* Given problem *
Below are the records; locate each line with the word "ylabel" and copy it.

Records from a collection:
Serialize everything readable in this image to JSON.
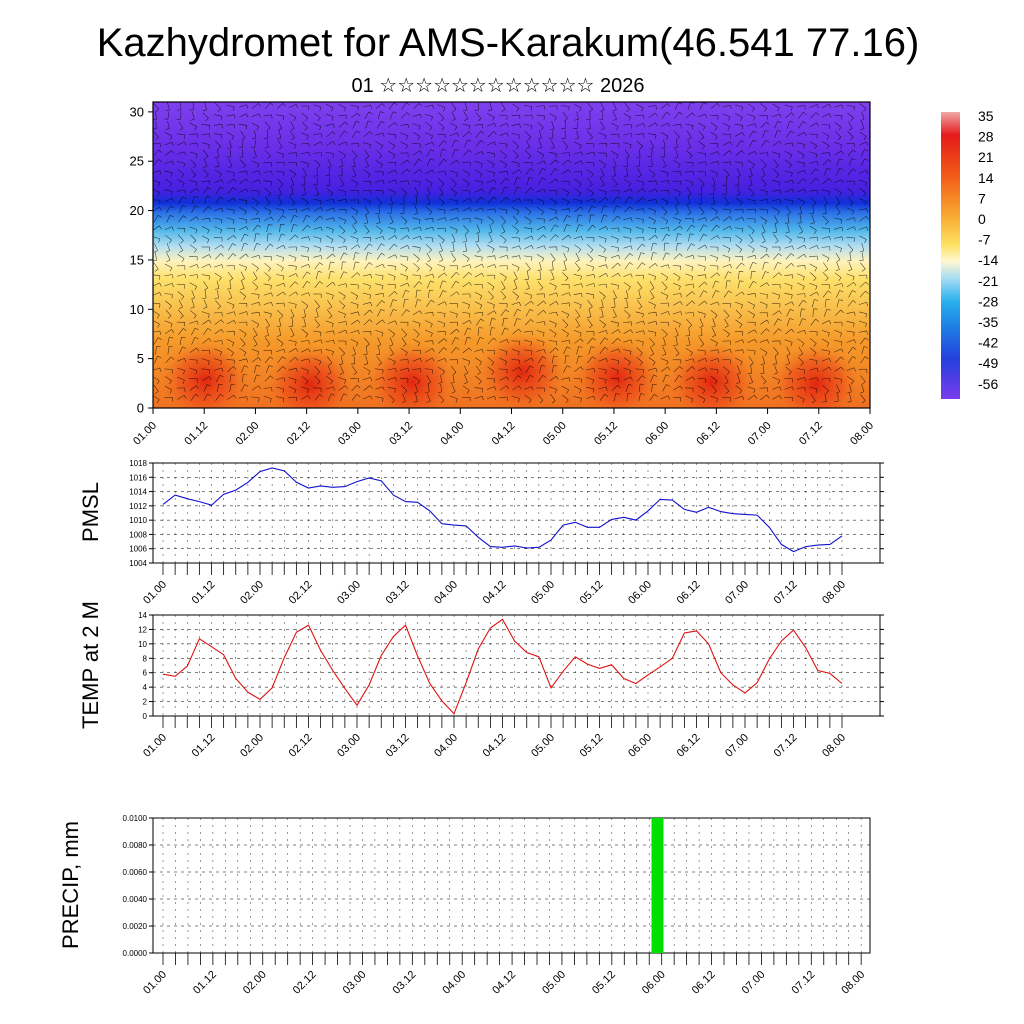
{
  "title": "Kazhydromet for AMS-Karakum(46.541 77.16)",
  "subtitle": "01 ☆☆☆☆☆☆☆☆☆☆☆☆ 2026",
  "time_ticks": [
    "01.00",
    "01.12",
    "02.00",
    "02.12",
    "03.00",
    "03.12",
    "04.00",
    "04.12",
    "05.00",
    "05.12",
    "06.00",
    "06.12",
    "07.00",
    "07.12",
    "08.00"
  ],
  "colors": {
    "pmsl_line": "#1010d0",
    "temp_line": "#e01010",
    "precip_bar": "#00e000",
    "grid": "#000000"
  },
  "chart_data": [
    {
      "type": "heatmap",
      "name": "temperature-wind-cross-section",
      "title": "",
      "x_ticks": [
        "01.00",
        "01.12",
        "02.00",
        "02.12",
        "03.00",
        "03.12",
        "04.00",
        "04.12",
        "05.00",
        "05.12",
        "06.00",
        "06.12",
        "07.00",
        "07.12",
        "08.00"
      ],
      "y_ticks": [
        0,
        5,
        10,
        15,
        20,
        25,
        30
      ],
      "ylim": [
        0,
        31
      ],
      "colorbar_labels": [
        "35",
        "28",
        "21",
        "14",
        "7",
        "0",
        "-7",
        "-14",
        "-21",
        "-28",
        "-35",
        "-42",
        "-49",
        "-56"
      ],
      "colorbar_range": [
        -60,
        38
      ],
      "overlay": "wind barbs"
    },
    {
      "type": "line",
      "name": "pmsl",
      "ylabel": "PMSL",
      "ylim": [
        1004,
        1018
      ],
      "y_ticks": [
        1004,
        1006,
        1008,
        1010,
        1012,
        1014,
        1016,
        1018
      ],
      "x_ticks": [
        "01.00",
        "01.12",
        "02.00",
        "02.12",
        "03.00",
        "03.12",
        "04.00",
        "04.12",
        "05.00",
        "05.12",
        "06.00",
        "06.12",
        "07.00",
        "07.12",
        "08.00"
      ],
      "x_step_hours": 3,
      "values": [
        1012.2,
        1013.5,
        1013.0,
        1012.6,
        1012.1,
        1013.6,
        1014.2,
        1015.3,
        1016.8,
        1017.3,
        1016.9,
        1015.3,
        1014.5,
        1014.8,
        1014.6,
        1014.7,
        1015.4,
        1015.9,
        1015.5,
        1013.5,
        1012.6,
        1012.5,
        1011.3,
        1009.5,
        1009.3,
        1009.2,
        1007.6,
        1006.3,
        1006.2,
        1006.4,
        1006.1,
        1006.2,
        1007.2,
        1009.3,
        1009.7,
        1009.0,
        1009.0,
        1010.1,
        1010.4,
        1010.0,
        1011.3,
        1012.9,
        1012.8,
        1011.5,
        1011.1,
        1011.8,
        1011.2,
        1010.9,
        1010.8,
        1010.7,
        1009.0,
        1006.6,
        1005.6,
        1006.3,
        1006.5,
        1006.6,
        1007.8
      ]
    },
    {
      "type": "line",
      "name": "temp-2m",
      "ylabel": "TEMP at 2 M",
      "ylim": [
        0,
        14
      ],
      "y_ticks": [
        0,
        2,
        4,
        6,
        8,
        10,
        12,
        14
      ],
      "x_ticks": [
        "01.00",
        "01.12",
        "02.00",
        "02.12",
        "03.00",
        "03.12",
        "04.00",
        "04.12",
        "05.00",
        "05.12",
        "06.00",
        "06.12",
        "07.00",
        "07.12",
        "08.00"
      ],
      "x_step_hours": 3,
      "values": [
        5.8,
        5.5,
        6.9,
        10.7,
        9.6,
        8.5,
        5.2,
        3.3,
        2.3,
        3.9,
        8.1,
        11.6,
        12.6,
        9.1,
        6.3,
        3.8,
        1.5,
        4.3,
        8.4,
        11.0,
        12.6,
        8.3,
        4.5,
        2.1,
        0.3,
        4.6,
        9.3,
        12.2,
        13.4,
        10.4,
        8.8,
        8.2,
        3.9,
        6.2,
        8.2,
        7.2,
        6.6,
        7.1,
        5.2,
        4.5,
        5.7,
        6.8,
        8.0,
        11.5,
        11.8,
        10.0,
        6.0,
        4.3,
        3.2,
        4.6,
        7.9,
        10.4,
        11.9,
        9.5,
        6.3,
        5.9,
        4.5
      ]
    },
    {
      "type": "bar",
      "name": "precip",
      "ylabel": "PRECIP, mm",
      "ylim": [
        0,
        0.01
      ],
      "y_ticks": [
        "0.0000",
        "0.0020",
        "0.0040",
        "0.0060",
        "0.0080",
        "0.0100"
      ],
      "x_ticks": [
        "01.00",
        "01.12",
        "02.00",
        "02.12",
        "03.00",
        "03.12",
        "04.00",
        "04.12",
        "05.00",
        "05.12",
        "06.00",
        "06.12",
        "07.00",
        "07.12",
        "08.00"
      ],
      "bars": [
        {
          "time_hours": 119,
          "value": 0.01
        }
      ]
    }
  ]
}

* Finished exercise *
      "ylabel": "PMSL",
      "ylabel": "TEMP at 2 M",
      "ylabel": "PRECIP, mm",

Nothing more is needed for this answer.